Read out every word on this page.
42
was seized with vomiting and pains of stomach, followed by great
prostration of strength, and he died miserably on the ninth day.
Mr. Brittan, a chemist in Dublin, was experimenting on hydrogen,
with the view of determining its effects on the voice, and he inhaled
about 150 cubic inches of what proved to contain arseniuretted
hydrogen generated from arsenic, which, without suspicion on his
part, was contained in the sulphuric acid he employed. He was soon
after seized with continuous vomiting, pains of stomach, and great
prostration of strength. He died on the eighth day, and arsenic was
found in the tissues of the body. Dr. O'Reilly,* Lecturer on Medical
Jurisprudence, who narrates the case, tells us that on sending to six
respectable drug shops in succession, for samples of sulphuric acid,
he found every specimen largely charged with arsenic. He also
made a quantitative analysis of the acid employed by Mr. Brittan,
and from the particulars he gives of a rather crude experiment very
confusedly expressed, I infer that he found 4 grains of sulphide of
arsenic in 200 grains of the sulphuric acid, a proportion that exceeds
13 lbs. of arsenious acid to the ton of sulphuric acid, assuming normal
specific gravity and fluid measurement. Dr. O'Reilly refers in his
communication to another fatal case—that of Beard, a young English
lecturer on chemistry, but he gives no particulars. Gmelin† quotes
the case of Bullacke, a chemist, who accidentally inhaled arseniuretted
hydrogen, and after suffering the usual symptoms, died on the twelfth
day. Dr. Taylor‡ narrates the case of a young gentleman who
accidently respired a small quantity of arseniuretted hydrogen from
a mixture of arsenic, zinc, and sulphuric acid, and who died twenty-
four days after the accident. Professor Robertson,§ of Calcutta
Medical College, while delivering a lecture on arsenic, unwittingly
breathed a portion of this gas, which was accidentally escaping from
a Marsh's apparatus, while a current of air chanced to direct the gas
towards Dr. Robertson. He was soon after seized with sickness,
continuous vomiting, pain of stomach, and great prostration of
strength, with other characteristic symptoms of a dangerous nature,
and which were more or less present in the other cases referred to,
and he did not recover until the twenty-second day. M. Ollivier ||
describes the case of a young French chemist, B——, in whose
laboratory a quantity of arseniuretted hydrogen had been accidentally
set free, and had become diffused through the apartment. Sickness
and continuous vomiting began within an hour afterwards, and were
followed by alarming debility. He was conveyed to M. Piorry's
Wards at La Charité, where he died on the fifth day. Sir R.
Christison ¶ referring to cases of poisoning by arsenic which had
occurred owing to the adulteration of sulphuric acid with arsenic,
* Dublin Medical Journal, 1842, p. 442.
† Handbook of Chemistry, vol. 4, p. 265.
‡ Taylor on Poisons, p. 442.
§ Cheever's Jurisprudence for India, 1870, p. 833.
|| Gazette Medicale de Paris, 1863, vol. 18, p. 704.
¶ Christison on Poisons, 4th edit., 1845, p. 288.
──────────────────────────────
Return all of the entries exactly as written.

Read out every word on this page.
42
was seized with vomiting and pains of stomach, followed by great
prostration of strength, and he died miserably on the ninth day.
Mr. Brittan, a chemist in Dublin, was experimenting on hydrogen,
with the view of determining its effects on the voice, and he inhaled
about 150 cubic inches of what proved to contain arseniuretted
hydrogen generated from arsenic, which, without suspicion on his
part, was contained in the sulphuric acid he employed. He was soon
after seized with continuous vomiting, pains of stomach, and great
prostration of strength. He died on the eighth day, and arsenic was
found in the tissues of the body. Dr. O'Reilly,* Lecturer on Medical
Jurisprudence, who narrates the case, tells us that on sending to six
respectable drug shops in succession, for samples of sulphuric acid,
he found every specimen largely charged with arsenic. He also
made a quantitative analysis of the acid employed by Mr. Brittan,
and from the particulars he gives of a rather crude experiment very
confusedly expressed, I infer that he found 4 grains of sulphide of
arsenic in 200 grains of the sulphuric acid, a proportion that exceeds
13 lbs. of arsenious acid to the ton of sulphuric acid, assuming normal
specific gravity and fluid measurement. Dr. O'Reilly refers in his
communication to another fatal case—that of Beard, a young English
lecturer on chemistry, but he gives no particulars. Gmelin† quotes
the case of Bullacke, a chemist, who accidentally inhaled arseniuretted
hydrogen, and after suffering the usual symptoms, died on the twelfth
day. Dr. Taylor‡ narrates the case of a young gentleman who
accidently respired a small quantity of arseniuretted hydrogen from
a mixture of arsenic, zinc, and sulphuric acid, and who died twenty-
four days after the accident. Professor Robertson,§ of Calcutta
Medical College, while delivering a lecture on arsenic, unwittingly
breathed a portion of this gas, which was accidentally escaping from
a Marsh's apparatus, while a current of air chanced to direct the gas
towards Dr. Robertson. He was soon after seized with sickness,
continuous vomiting, pain of stomach, and great prostration of
strength, with other characteristic symptoms of a dangerous nature,
and which were more or less present in the other cases referred to,
and he did not recover until the twenty-second day. M. Ollivier ||
describes the case of a young French chemist, B——, in whose
laboratory a quantity of arseniuretted hydrogen had been accidentally
set free, and had become diffused through the apartment. Sickness
and continuous vomiting began within an hour afterwards, and were
followed by alarming debility. He was conveyed to M. Piorry's
Wards at La Charité, where he died on the fifth day. Sir R.
Christison ¶ referring to cases of poisoning by arsenic which had
occurred owing to the adulteration of sulphuric acid with arsenic,
* Dublin Medical Journal, 1842, p. 442.
† Handbook of Chemistry, vol. 4, p. 265.
‡ Taylor on Poisons, p. 442.
§ Cheever's Jurisprudence for India, 1870, p. 833.
|| Gazette Medicale de Paris, 1863, vol. 18, p. 704.
¶ Christison on Poisons, 4th edit., 1845, p. 288.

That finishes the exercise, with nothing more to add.